[Task requirements] Omit all images. Transcribe the rest of the material below exactly.

[Stored rows]

--------------------------------------------------

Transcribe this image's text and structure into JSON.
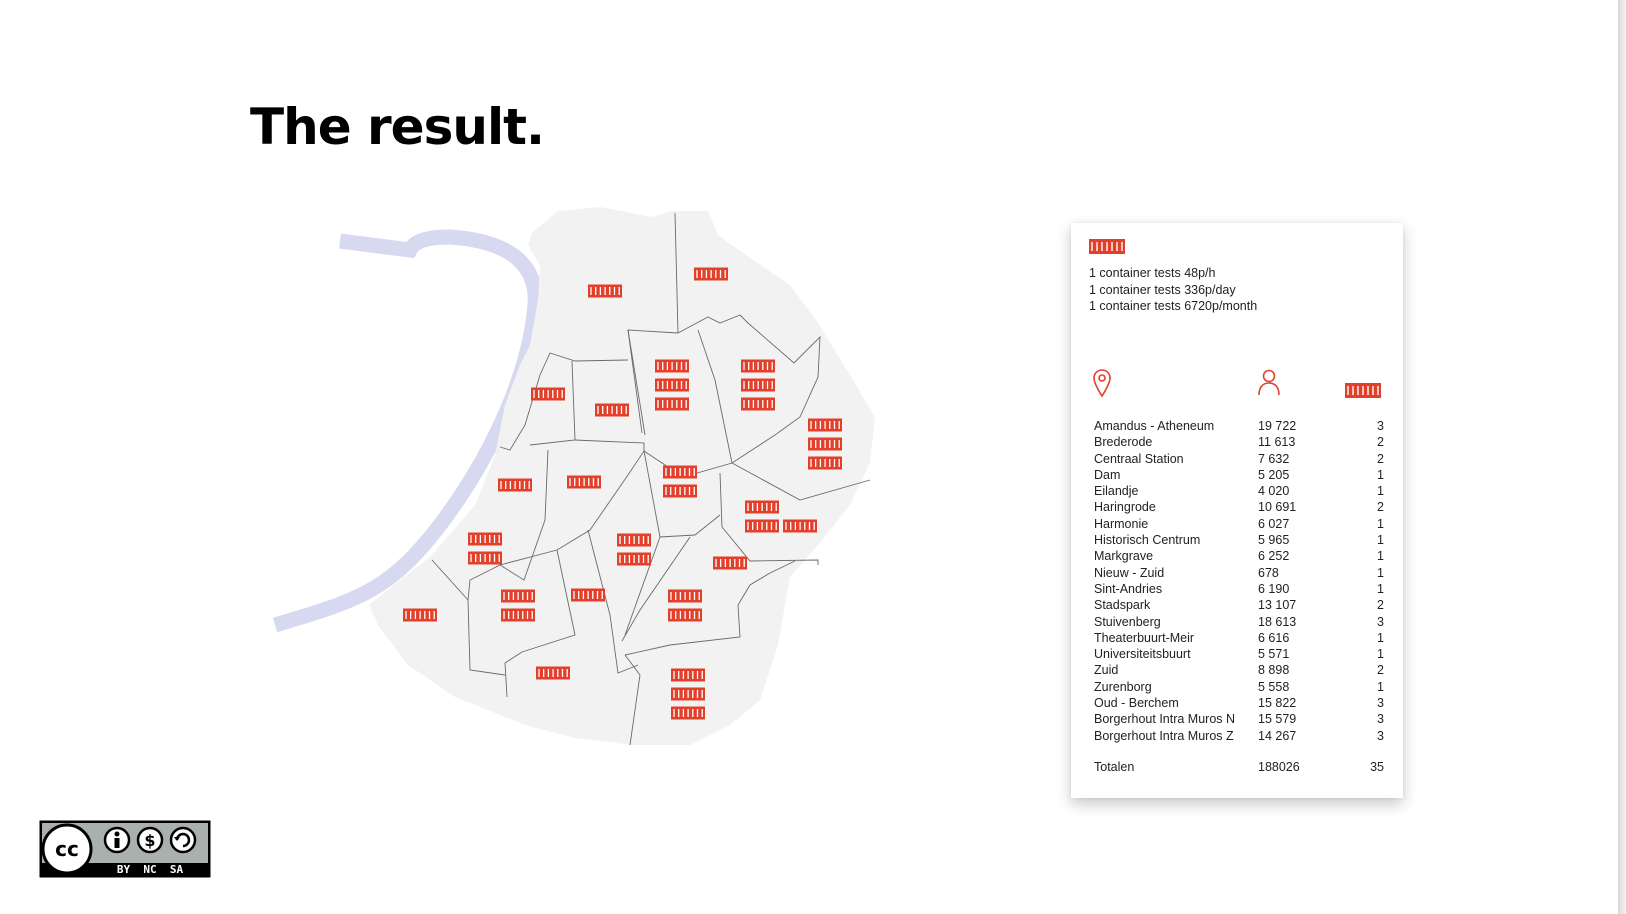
{
  "title": "The result.",
  "colors": {
    "accent": "#e2402a",
    "river": "#d6d9ef",
    "district_fill": "#f2f2f2",
    "district_border": "#6a6a6a"
  },
  "legend": {
    "icon": "container-icon",
    "notes": [
      "1 container tests 48p/h",
      "1 container tests 336p/day",
      "1 container tests 6720p/month"
    ]
  },
  "table": {
    "header_icons": [
      "location-pin-icon",
      "person-icon",
      "container-icon"
    ],
    "rows": [
      {
        "district": "Amandus - Atheneum",
        "population": "19 722",
        "containers": "3"
      },
      {
        "district": "Brederode",
        "population": "11 613",
        "containers": "2"
      },
      {
        "district": "Centraal Station",
        "population": "7 632",
        "containers": "2"
      },
      {
        "district": "Dam",
        "population": "5 205",
        "containers": "1"
      },
      {
        "district": "Eilandje",
        "population": "4 020",
        "containers": "1"
      },
      {
        "district": "Haringrode",
        "population": "10 691",
        "containers": "2"
      },
      {
        "district": "Harmonie",
        "population": "6 027",
        "containers": "1"
      },
      {
        "district": "Historisch Centrum",
        "population": "5 965",
        "containers": "1"
      },
      {
        "district": "Markgrave",
        "population": "6 252",
        "containers": "1"
      },
      {
        "district": "Nieuw - Zuid",
        "population": "678",
        "containers": "1"
      },
      {
        "district": "Sint-Andries",
        "population": "6 190",
        "containers": "1"
      },
      {
        "district": "Stadspark",
        "population": "13 107",
        "containers": "2"
      },
      {
        "district": "Stuivenberg",
        "population": "18 613",
        "containers": "3"
      },
      {
        "district": "Theaterbuurt-Meir",
        "population": "6 616",
        "containers": "1"
      },
      {
        "district": "Universiteitsbuurt",
        "population": "5 571",
        "containers": "1"
      },
      {
        "district": "Zuid",
        "population": "8 898",
        "containers": "2"
      },
      {
        "district": "Zurenborg",
        "population": "5 558",
        "containers": "1"
      },
      {
        "district": "Oud - Berchem",
        "population": "15 822",
        "containers": "3"
      },
      {
        "district": "Borgerhout Intra Muros N",
        "population": "15 579",
        "containers": "3"
      },
      {
        "district": "Borgerhout Intra Muros Z",
        "population": "14 267",
        "containers": "3"
      }
    ],
    "total": {
      "label": "Totalen",
      "population": "188026",
      "containers": "35"
    }
  },
  "license": {
    "icon": "creative-commons-by-nc-sa-icon",
    "badge_text": "BY  NC  SA"
  }
}
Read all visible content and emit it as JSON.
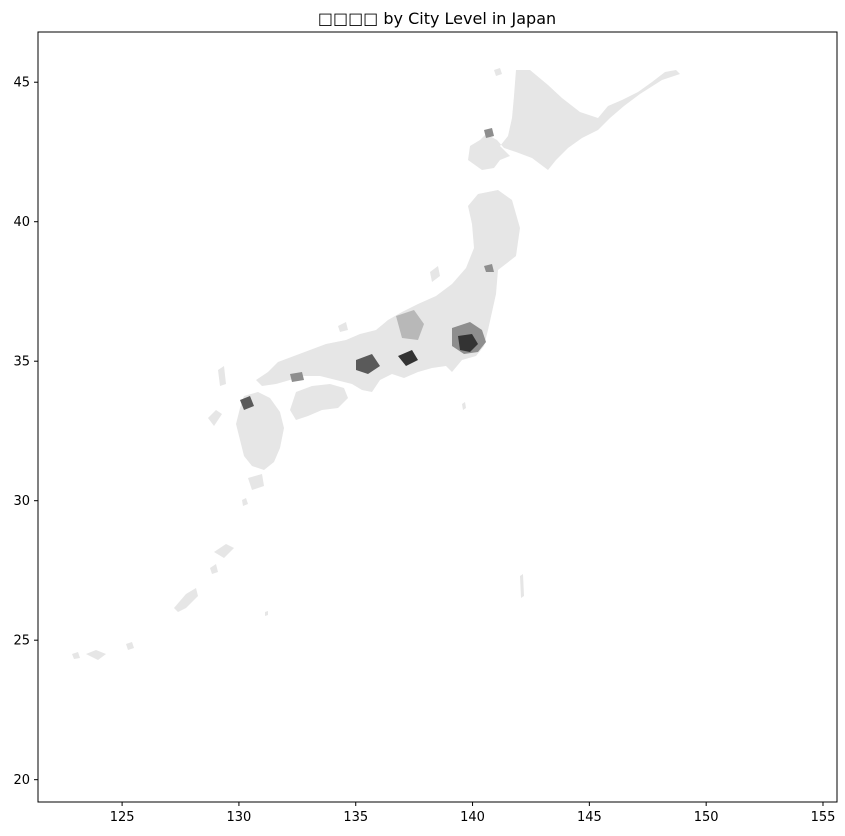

--------------------------------------------------

[Output for this task]
Transcribe this image's text and structure into JSON.
{
  "title": "The result.",
  "colors": {
    "accent": "#e2402a",
    "river": "#d6d9ef",
    "district_fill": "#f2f2f2",
    "district_border": "#6a6a6a"
  },
  "legend": {
    "icon": "container-icon",
    "notes": [
      "1 container tests 48p/h",
      "1 container tests 336p/day",
      "1 container tests 6720p/month"
    ]
  },
  "table": {
    "header_icons": [
      "location-pin-icon",
      "person-icon",
      "container-icon"
    ],
    "rows": [
      {
        "district": "Amandus - Atheneum",
        "population": "19 722",
        "containers": "3"
      },
      {
        "district": "Brederode",
        "population": "11 613",
        "containers": "2"
      },
      {
        "district": "Centraal Station",
        "population": "7 632",
        "containers": "2"
      },
      {
        "district": "Dam",
        "population": "5 205",
        "containers": "1"
      },
      {
        "district": "Eilandje",
        "population": "4 020",
        "containers": "1"
      },
      {
        "district": "Haringrode",
        "population": "10 691",
        "containers": "2"
      },
      {
        "district": "Harmonie",
        "population": "6 027",
        "containers": "1"
      },
      {
        "district": "Historisch Centrum",
        "population": "5 965",
        "containers": "1"
      },
      {
        "district": "Markgrave",
        "population": "6 252",
        "containers": "1"
      },
      {
        "district": "Nieuw - Zuid",
        "population": "678",
        "containers": "1"
      },
      {
        "district": "Sint-Andries",
        "population": "6 190",
        "containers": "1"
      },
      {
        "district": "Stadspark",
        "population": "13 107",
        "containers": "2"
      },
      {
        "district": "Stuivenberg",
        "population": "18 613",
        "containers": "3"
      },
      {
        "district": "Theaterbuurt-Meir",
        "population": "6 616",
        "containers": "1"
      },
      {
        "district": "Universiteitsbuurt",
        "population": "5 571",
        "containers": "1"
      },
      {
        "district": "Zuid",
        "population": "8 898",
        "containers": "2"
      },
      {
        "district": "Zurenborg",
        "population": "5 558",
        "containers": "1"
      },
      {
        "district": "Oud - Berchem",
        "population": "15 822",
        "containers": "3"
      },
      {
        "district": "Borgerhout Intra Muros N",
        "population": "15 579",
        "containers": "3"
      },
      {
        "district": "Borgerhout Intra Muros Z",
        "population": "14 267",
        "containers": "3"
      }
    ],
    "total": {
      "label": "Totalen",
      "population": "188026",
      "containers": "35"
    }
  },
  "license": {
    "icon": "creative-commons-by-nc-sa-icon",
    "badge_text": "BY  NC  SA"
  }
}
Read all visible content and emit it as JSON.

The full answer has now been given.